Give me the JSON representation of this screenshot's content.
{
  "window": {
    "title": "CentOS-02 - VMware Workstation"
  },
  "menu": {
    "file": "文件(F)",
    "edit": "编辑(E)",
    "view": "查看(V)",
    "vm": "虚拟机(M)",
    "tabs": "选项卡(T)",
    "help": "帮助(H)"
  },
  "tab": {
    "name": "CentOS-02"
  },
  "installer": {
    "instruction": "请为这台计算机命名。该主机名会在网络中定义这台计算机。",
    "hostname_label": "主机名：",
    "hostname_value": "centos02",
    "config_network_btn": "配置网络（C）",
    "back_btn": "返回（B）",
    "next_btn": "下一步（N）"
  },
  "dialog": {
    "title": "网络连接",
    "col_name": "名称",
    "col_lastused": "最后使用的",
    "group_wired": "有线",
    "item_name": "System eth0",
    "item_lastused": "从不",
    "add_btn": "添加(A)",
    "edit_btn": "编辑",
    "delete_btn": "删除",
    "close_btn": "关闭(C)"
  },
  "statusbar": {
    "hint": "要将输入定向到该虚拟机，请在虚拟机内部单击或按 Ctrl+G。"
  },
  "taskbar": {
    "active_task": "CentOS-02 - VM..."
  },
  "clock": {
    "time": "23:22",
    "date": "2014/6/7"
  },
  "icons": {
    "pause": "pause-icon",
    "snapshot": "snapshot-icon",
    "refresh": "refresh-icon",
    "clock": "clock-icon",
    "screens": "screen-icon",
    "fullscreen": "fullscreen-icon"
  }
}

##############################

**REQUIRED WORK:** Send back every record, precisely as written.

**RESULT OF THE EXERCISE:**
Give me the JSON representation of this screenshot's content.
{
  "window": {
    "title": "CentOS-02 - VMware Workstation"
  },
  "menu": {
    "file": "文件(F)",
    "edit": "编辑(E)",
    "view": "查看(V)",
    "vm": "虚拟机(M)",
    "tabs": "选项卡(T)",
    "help": "帮助(H)"
  },
  "tab": {
    "name": "CentOS-02"
  },
  "installer": {
    "instruction": "请为这台计算机命名。该主机名会在网络中定义这台计算机。",
    "hostname_label": "主机名：",
    "hostname_value": "centos02",
    "config_network_btn": "配置网络（C）",
    "back_btn": "返回（B）",
    "next_btn": "下一步（N）"
  },
  "dialog": {
    "title": "网络连接",
    "col_name": "名称",
    "col_lastused": "最后使用的",
    "group_wired": "有线",
    "item_name": "System eth0",
    "item_lastused": "从不",
    "add_btn": "添加(A)",
    "edit_btn": "编辑",
    "delete_btn": "删除",
    "close_btn": "关闭(C)"
  },
  "statusbar": {
    "hint": "要将输入定向到该虚拟机，请在虚拟机内部单击或按 Ctrl+G。"
  },
  "taskbar": {
    "active_task": "CentOS-02 - VM..."
  },
  "clock": {
    "time": "23:22",
    "date": "2014/6/7"
  },
  "icons": {
    "pause": "pause-icon",
    "snapshot": "snapshot-icon",
    "refresh": "refresh-icon",
    "clock": "clock-icon",
    "screens": "screen-icon",
    "fullscreen": "fullscreen-icon"
  }
}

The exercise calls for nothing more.